═════ Textauszug

Ihr habt mir hier ja ganz schön was zur Auswahl gegeben, vielen Dank dafür - ich werde mir die links ansehen bzw. noch etwas im Internet recherchieren...

Wünsche Euch jetzt erstmal einen supertollen Rutsch


----------



## Gladiator (1. Januar 2010)

*AW: Wo Lachs angeln in Europa?*

in süd schweden bei malmö hab ich mir mal sagen lassen. 
da kommt man mjt auto und fähre hin ab fehmarn.


----------



## jvonzun (1. Januar 2010)

*AW: Wo Lachs angeln in Europa?*

gehe hierhin: www.angelferien.no


----------



## Michael_05er (4. Januar 2010)

══════════
═════ Daten

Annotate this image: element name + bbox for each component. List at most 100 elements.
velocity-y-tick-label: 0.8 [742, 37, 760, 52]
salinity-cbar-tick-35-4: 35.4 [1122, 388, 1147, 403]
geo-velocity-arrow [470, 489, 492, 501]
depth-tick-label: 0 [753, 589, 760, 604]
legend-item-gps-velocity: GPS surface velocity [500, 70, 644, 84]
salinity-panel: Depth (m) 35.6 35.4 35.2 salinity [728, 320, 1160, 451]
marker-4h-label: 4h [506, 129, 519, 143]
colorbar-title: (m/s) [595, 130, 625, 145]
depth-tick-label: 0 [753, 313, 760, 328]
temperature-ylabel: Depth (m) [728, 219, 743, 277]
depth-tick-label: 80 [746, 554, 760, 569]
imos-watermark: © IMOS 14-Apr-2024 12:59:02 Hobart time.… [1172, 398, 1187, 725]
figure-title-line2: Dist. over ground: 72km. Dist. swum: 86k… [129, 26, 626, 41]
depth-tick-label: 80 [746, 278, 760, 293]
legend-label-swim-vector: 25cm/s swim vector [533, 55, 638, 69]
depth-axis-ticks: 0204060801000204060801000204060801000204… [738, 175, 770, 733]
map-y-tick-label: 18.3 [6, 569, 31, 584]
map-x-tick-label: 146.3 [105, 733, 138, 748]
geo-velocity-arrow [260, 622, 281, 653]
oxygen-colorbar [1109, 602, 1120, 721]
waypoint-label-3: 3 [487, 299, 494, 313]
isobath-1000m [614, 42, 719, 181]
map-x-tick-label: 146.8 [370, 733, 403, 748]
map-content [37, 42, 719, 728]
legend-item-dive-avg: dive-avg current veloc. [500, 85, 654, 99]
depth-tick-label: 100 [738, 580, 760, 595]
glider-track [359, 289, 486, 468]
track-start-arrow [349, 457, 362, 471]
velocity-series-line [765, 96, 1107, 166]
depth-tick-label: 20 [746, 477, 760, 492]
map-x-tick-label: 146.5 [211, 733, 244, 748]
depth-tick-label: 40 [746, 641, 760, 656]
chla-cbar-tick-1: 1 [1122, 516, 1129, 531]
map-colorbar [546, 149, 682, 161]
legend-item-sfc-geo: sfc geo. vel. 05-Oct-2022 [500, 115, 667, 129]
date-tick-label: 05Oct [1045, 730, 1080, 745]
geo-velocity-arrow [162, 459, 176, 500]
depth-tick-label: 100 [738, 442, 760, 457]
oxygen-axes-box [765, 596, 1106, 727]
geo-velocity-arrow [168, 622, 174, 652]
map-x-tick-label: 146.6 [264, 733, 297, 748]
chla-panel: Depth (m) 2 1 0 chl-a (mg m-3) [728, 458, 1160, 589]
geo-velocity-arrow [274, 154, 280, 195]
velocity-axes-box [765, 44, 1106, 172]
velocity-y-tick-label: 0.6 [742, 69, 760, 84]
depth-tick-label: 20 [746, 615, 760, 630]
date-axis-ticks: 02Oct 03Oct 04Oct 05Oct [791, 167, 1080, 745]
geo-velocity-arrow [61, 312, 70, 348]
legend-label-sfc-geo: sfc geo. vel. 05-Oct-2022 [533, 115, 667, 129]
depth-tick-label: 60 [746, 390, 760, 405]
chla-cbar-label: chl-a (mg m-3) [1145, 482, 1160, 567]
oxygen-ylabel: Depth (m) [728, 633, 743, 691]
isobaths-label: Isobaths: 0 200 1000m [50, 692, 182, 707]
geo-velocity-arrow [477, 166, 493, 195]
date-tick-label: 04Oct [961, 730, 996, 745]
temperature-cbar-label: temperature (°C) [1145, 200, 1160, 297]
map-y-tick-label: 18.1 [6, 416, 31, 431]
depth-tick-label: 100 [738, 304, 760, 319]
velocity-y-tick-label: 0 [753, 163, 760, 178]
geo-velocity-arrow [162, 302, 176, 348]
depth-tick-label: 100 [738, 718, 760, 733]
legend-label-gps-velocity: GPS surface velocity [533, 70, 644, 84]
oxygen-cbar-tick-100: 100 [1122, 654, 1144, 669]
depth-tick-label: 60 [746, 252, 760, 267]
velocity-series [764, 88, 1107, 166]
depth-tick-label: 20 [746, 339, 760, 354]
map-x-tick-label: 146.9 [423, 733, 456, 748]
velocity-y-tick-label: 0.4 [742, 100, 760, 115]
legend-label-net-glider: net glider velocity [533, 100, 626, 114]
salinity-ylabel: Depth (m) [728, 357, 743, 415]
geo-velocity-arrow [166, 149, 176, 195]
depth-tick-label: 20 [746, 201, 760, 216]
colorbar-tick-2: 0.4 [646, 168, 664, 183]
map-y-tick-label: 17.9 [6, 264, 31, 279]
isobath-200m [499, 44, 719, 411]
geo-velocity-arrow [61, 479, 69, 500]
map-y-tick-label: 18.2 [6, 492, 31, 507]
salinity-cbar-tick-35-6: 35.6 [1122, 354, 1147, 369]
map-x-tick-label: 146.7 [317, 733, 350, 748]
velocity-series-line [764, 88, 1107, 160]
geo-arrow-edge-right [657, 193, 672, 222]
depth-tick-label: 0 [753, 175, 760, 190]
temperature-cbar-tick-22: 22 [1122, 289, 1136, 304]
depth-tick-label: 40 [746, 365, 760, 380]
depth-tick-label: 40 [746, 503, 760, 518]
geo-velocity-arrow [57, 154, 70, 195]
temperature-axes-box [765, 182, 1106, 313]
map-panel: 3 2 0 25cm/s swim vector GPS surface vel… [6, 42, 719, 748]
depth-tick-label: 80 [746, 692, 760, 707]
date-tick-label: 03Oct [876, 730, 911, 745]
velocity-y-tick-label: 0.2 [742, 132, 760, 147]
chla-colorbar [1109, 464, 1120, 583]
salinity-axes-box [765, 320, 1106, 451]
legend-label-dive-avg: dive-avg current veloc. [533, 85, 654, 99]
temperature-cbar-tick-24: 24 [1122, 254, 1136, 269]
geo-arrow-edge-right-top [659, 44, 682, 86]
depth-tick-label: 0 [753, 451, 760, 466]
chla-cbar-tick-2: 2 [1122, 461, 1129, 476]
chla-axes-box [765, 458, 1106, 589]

══════════

## Aufgaben
• A. Beantworte anhand des Forenauszugs über das Lachsangeln diese Fragen:
(i) Welche Internetadresse nennt jvonzun?
(ii) Bei welcher Stadt in Südschweden kann man laut Gladiator Lachs angeln?
(iii) Von wo aus fährt man laut Gladiator mit Auto und Fähre dorthin?
• B. Gib aus dem Forenauszug über das Lachsangeln den Abschnitt von „## Gladiator (1.“ bis einschließlich „jvonzun (1. Januar 2010)“ wortgetreu aus.
• C. Schreibe den Forenauszug über das Lachsangeln im Anschluss an seine letzte Zeile weiter.
Die Daten sind hierfür ohne Bedeutung.

## Lösungen
• A.
(i) www.angelferien.no
(ii) Bei Malmö
(iii) Ab Fehmarn

• B.
## Gladiator (1. Januar 2010)

*AW: Wo Lachs angeln in Europa?*

in süd schweden bei malmö hab ich mir mal sagen lassen. 
da kommt man mjt auto und fähre hin ab fehmarn.


----------



## jvonzun (1. Januar 2010)

• C.
*AW: Wo Lachs angeln in Europa?*

Mir wäre auch die von leif genannte Skjern Au am Ringköbing Fjord eingefallen, soll der beste Lachsfluss in Dänemark sein. Boardie Costas hat dort einen Angelladen und kann Tipps geben, auch z.B. in welchem Flussabschnitt aktuell am besten gefangen wird. Ich hatte ihn im Hvide-Sande-Thread kennen gelernt (http://www.anglerboard.de/board/showthread.php?t=173529) und war einen Tag mit ihm angeln, als ich oben war. Habe zwar nur einen Lachs gesehen (ohne Kontakt), aber ein netter Angeltag mit einem sehr netten Boardie war es trotzdem. Saisoneröffnung ist dort glaube ich April/Mai, und wenn es mit dem Lachs nicht klappt, kann man dort auf alles mögliche andere angeln.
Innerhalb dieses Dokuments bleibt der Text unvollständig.